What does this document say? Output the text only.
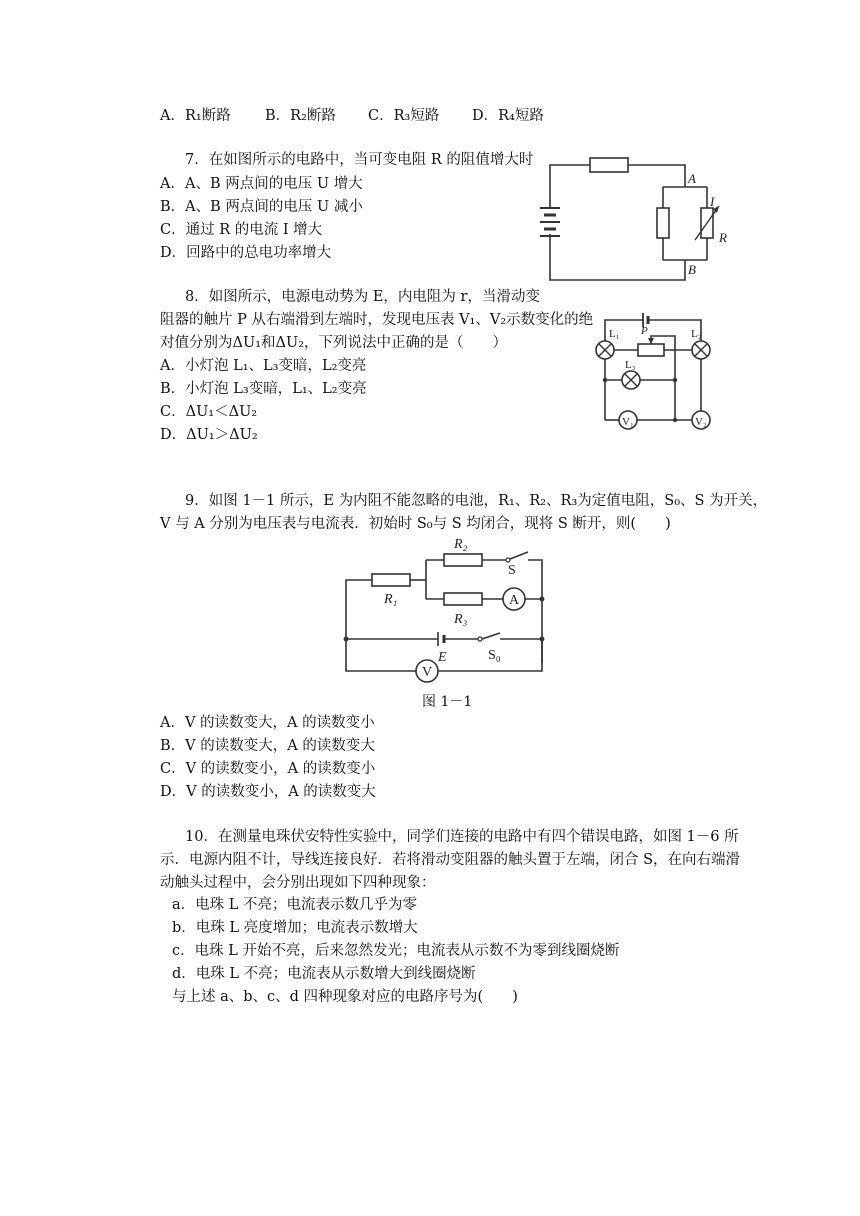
A．R₁断路 B．R₂断路 C．R₃短路 D．R₄短路
7．在如图所示的电路中，当可变电阻 R 的阻值增大时
A．A、B 两点间的电压 U 增大
B．A、B 两点间的电压 U 减小
C．通过 R 的电流 I 增大
D．回路中的总电功率增大
A
B
I
R
8．如图所示，电源电动势为 E，内电阻为 r，当滑动变
阻器的触片 P 从右端滑到左端时，发现电压表 V₁、V₂示数变化的绝
对值分别为ΔU₁和ΔU₂，下列说法中正确的是（　　）
A．小灯泡 L₁、L₃变暗，L₂变亮
B．小灯泡 L₃变暗，L₁、L₂变亮
C．ΔU₁＜ΔU₂
D．ΔU₁＞ΔU₂
V₁	V₂
L₁ P	L₂
L₃
9．如图 1－1 所示，E 为内阻不能忽略的电池，R₁、R₂、R₃为定值电阻，S₀、S 为开关，
V 与 A 分别为电压表与电流表．初始时 S₀与 S 均闭合，现将 S 断开，则(　　)
A
V
R₁
R₂
R₃
S
S₀
E
图 1－1
A．V 的读数变大，A 的读数变小
B．V 的读数变大，A 的读数变大
C．V 的读数变小，A 的读数变小
D．V 的读数变小，A 的读数变大
10．在测量电珠伏安特性实验中，同学们连接的电路中有四个错误电路，如图 1－6 所
示．电源内阻不计，导线连接良好．若将滑动变阻器的触头置于左端，闭合 S，在向右端滑
动触头过程中，会分别出现如下四种现象：
a．电珠 L 不亮；电流表示数几乎为零
b．电珠 L 亮度增加；电流表示数增大
c．电珠 L 开始不亮，后来忽然发光；电流表从示数不为零到线圈烧断
d．电珠 L 不亮；电流表从示数增大到线圈烧断
与上述 a、b、c、d 四种现象对应的电路序号为(　　)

-*-*-

Goal: Return the full material word for word. Do not include the pictures.

Response below:
What does this document say? Output the text only.
A．R₁断路 B．R₂断路 C．R₃短路 D．R₄短路
7．在如图所示的电路中，当可变电阻 R 的阻值增大时
A．A、B 两点间的电压 U 增大
B．A、B 两点间的电压 U 减小
C．通过 R 的电流 I 增大
D．回路中的总电功率增大
A
B
I
R
8．如图所示，电源电动势为 E，内电阻为 r，当滑动变
阻器的触片 P 从右端滑到左端时，发现电压表 V₁、V₂示数变化的绝
对值分别为ΔU₁和ΔU₂，下列说法中正确的是（　　）
A．小灯泡 L₁、L₃变暗，L₂变亮
B．小灯泡 L₃变暗，L₁、L₂变亮
C．ΔU₁＜ΔU₂
D．ΔU₁＞ΔU₂
V₁	V₂
L₁ P	L₂
L₃
9．如图 1－1 所示，E 为内阻不能忽略的电池，R₁、R₂、R₃为定值电阻，S₀、S 为开关，
V 与 A 分别为电压表与电流表．初始时 S₀与 S 均闭合，现将 S 断开，则(　　)
A
V
R₁
R₂
R₃
S
S₀
E
图 1－1
A．V 的读数变大，A 的读数变小
B．V 的读数变大，A 的读数变大
C．V 的读数变小，A 的读数变小
D．V 的读数变小，A 的读数变大
10．在测量电珠伏安特性实验中，同学们连接的电路中有四个错误电路，如图 1－6 所
示．电源内阻不计，导线连接良好．若将滑动变阻器的触头置于左端，闭合 S，在向右端滑
动触头过程中，会分别出现如下四种现象：
a．电珠 L 不亮；电流表示数几乎为零
b．电珠 L 亮度增加；电流表示数增大
c．电珠 L 开始不亮，后来忽然发光；电流表从示数不为零到线圈烧断
d．电珠 L 不亮；电流表从示数增大到线圈烧断
与上述 a、b、c、d 四种现象对应的电路序号为(　　)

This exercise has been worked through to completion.